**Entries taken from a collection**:

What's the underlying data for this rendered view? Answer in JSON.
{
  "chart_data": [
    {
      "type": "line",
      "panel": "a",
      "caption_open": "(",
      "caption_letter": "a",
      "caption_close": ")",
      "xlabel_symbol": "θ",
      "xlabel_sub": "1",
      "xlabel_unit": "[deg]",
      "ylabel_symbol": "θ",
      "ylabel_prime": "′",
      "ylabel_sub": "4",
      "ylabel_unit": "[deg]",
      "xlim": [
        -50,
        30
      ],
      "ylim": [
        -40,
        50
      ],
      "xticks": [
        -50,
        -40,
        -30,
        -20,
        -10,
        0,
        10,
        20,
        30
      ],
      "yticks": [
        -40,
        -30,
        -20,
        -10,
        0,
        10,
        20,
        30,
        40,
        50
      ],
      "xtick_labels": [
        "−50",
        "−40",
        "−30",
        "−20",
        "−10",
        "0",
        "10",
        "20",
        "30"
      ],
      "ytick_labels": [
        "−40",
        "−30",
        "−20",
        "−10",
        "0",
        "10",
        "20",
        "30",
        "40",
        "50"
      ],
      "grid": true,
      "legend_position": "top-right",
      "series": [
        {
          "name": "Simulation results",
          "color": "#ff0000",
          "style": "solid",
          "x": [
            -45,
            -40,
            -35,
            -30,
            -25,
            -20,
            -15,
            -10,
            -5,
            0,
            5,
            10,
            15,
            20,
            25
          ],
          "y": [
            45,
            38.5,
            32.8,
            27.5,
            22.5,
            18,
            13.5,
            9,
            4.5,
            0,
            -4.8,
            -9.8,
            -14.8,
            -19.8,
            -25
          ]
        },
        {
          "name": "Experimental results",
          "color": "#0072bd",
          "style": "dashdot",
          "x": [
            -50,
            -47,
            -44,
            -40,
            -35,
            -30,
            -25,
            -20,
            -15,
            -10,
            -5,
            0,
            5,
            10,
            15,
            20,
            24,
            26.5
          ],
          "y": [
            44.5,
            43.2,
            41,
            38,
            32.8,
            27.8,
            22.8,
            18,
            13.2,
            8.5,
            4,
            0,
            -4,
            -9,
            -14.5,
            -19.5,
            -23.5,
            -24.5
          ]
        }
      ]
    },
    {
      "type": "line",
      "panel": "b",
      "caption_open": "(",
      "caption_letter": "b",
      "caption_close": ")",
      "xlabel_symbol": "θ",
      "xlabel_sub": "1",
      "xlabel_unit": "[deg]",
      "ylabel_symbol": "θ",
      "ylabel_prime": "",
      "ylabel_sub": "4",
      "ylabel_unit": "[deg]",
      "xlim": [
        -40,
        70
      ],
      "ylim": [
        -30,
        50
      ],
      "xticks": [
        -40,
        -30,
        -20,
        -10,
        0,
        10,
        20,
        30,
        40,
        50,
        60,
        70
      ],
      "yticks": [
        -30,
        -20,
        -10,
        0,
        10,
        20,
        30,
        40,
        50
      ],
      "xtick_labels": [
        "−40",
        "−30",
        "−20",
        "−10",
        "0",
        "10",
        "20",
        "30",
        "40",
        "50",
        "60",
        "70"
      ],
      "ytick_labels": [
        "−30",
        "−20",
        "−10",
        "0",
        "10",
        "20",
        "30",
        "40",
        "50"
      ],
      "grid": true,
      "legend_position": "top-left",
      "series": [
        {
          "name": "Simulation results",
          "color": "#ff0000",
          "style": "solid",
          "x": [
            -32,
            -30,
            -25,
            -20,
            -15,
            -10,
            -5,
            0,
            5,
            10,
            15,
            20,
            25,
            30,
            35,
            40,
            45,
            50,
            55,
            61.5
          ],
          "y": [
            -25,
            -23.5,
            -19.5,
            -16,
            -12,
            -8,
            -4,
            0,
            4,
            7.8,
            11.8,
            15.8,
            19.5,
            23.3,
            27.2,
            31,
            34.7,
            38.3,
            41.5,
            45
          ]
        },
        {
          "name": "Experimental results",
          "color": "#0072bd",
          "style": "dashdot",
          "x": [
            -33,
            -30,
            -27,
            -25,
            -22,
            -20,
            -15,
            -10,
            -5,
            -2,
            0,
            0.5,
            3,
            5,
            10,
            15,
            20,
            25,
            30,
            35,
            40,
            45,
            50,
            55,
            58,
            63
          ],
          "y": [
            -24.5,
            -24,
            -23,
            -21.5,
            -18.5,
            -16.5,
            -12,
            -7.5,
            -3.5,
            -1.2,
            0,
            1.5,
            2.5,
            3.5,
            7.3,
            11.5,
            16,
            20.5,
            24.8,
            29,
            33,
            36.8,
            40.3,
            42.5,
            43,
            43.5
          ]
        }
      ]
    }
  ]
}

**EXERCISE DESCRIPTION**:
Nothing should be changed: write out all of the data as is.

**CORRECT OUTPUT**:
What's the underlying data for this rendered view? Answer in JSON.
{
  "chart_data": [
    {
      "type": "line",
      "panel": "a",
      "caption_open": "(",
      "caption_letter": "a",
      "caption_close": ")",
      "xlabel_symbol": "θ",
      "xlabel_sub": "1",
      "xlabel_unit": "[deg]",
      "ylabel_symbol": "θ",
      "ylabel_prime": "′",
      "ylabel_sub": "4",
      "ylabel_unit": "[deg]",
      "xlim": [
        -50,
        30
      ],
      "ylim": [
        -40,
        50
      ],
      "xticks": [
        -50,
        -40,
        -30,
        -20,
        -10,
        0,
        10,
        20,
        30
      ],
      "yticks": [
        -40,
        -30,
        -20,
        -10,
        0,
        10,
        20,
        30,
        40,
        50
      ],
      "xtick_labels": [
        "−50",
        "−40",
        "−30",
        "−20",
        "−10",
        "0",
        "10",
        "20",
        "30"
      ],
      "ytick_labels": [
        "−40",
        "−30",
        "−20",
        "−10",
        "0",
        "10",
        "20",
        "30",
        "40",
        "50"
      ],
      "grid": true,
      "legend_position": "top-right",
      "series": [
        {
          "name": "Simulation results",
          "color": "#ff0000",
          "style": "solid",
          "x": [
            -45,
            -40,
            -35,
            -30,
            -25,
            -20,
            -15,
            -10,
            -5,
            0,
            5,
            10,
            15,
            20,
            25
          ],
          "y": [
            45,
            38.5,
            32.8,
            27.5,
            22.5,
            18,
            13.5,
            9,
            4.5,
            0,
            -4.8,
            -9.8,
            -14.8,
            -19.8,
            -25
          ]
        },
        {
          "name": "Experimental results",
          "color": "#0072bd",
          "style": "dashdot",
          "x": [
            -50,
            -47,
            -44,
            -40,
            -35,
            -30,
            -25,
            -20,
            -15,
            -10,
            -5,
            0,
            5,
            10,
            15,
            20,
            24,
            26.5
          ],
          "y": [
            44.5,
            43.2,
            41,
            38,
            32.8,
            27.8,
            22.8,
            18,
            13.2,
            8.5,
            4,
            0,
            -4,
            -9,
            -14.5,
            -19.5,
            -23.5,
            -24.5
          ]
        }
      ]
    },
    {
      "type": "line",
      "panel": "b",
      "caption_open": "(",
      "caption_letter": "b",
      "caption_close": ")",
      "xlabel_symbol": "θ",
      "xlabel_sub": "1",
      "xlabel_unit": "[deg]",
      "ylabel_symbol": "θ",
      "ylabel_prime": "",
      "ylabel_sub": "4",
      "ylabel_unit": "[deg]",
      "xlim": [
        -40,
        70
      ],
      "ylim": [
        -30,
        50
      ],
      "xticks": [
        -40,
        -30,
        -20,
        -10,
        0,
        10,
        20,
        30,
        40,
        50,
        60,
        70
      ],
      "yticks": [
        -30,
        -20,
        -10,
        0,
        10,
        20,
        30,
        40,
        50
      ],
      "xtick_labels": [
        "−40",
        "−30",
        "−20",
        "−10",
        "0",
        "10",
        "20",
        "30",
        "40",
        "50",
        "60",
        "70"
      ],
      "ytick_labels": [
        "−30",
        "−20",
        "−10",
        "0",
        "10",
        "20",
        "30",
        "40",
        "50"
      ],
      "grid": true,
      "legend_position": "top-left",
      "series": [
        {
          "name": "Simulation results",
          "color": "#ff0000",
          "style": "solid",
          "x": [
            -32,
            -30,
            -25,
            -20,
            -15,
            -10,
            -5,
            0,
            5,
            10,
            15,
            20,
            25,
            30,
            35,
            40,
            45,
            50,
            55,
            61.5
          ],
          "y": [
            -25,
            -23.5,
            -19.5,
            -16,
            -12,
            -8,
            -4,
            0,
            4,
            7.8,
            11.8,
            15.8,
            19.5,
            23.3,
            27.2,
            31,
            34.7,
            38.3,
            41.5,
            45
          ]
        },
        {
          "name": "Experimental results",
          "color": "#0072bd",
          "style": "dashdot",
          "x": [
            -33,
            -30,
            -27,
            -25,
            -22,
            -20,
            -15,
            -10,
            -5,
            -2,
            0,
            0.5,
            3,
            5,
            10,
            15,
            20,
            25,
            30,
            35,
            40,
            45,
            50,
            55,
            58,
            63
          ],
          "y": [
            -24.5,
            -24,
            -23,
            -21.5,
            -18.5,
            -16.5,
            -12,
            -7.5,
            -3.5,
            -1.2,
            0,
            1.5,
            2.5,
            3.5,
            7.3,
            11.5,
            16,
            20.5,
            24.8,
            29,
            33,
            36.8,
            40.3,
            42.5,
            43,
            43.5
          ]
        }
      ]
    }
  ]
}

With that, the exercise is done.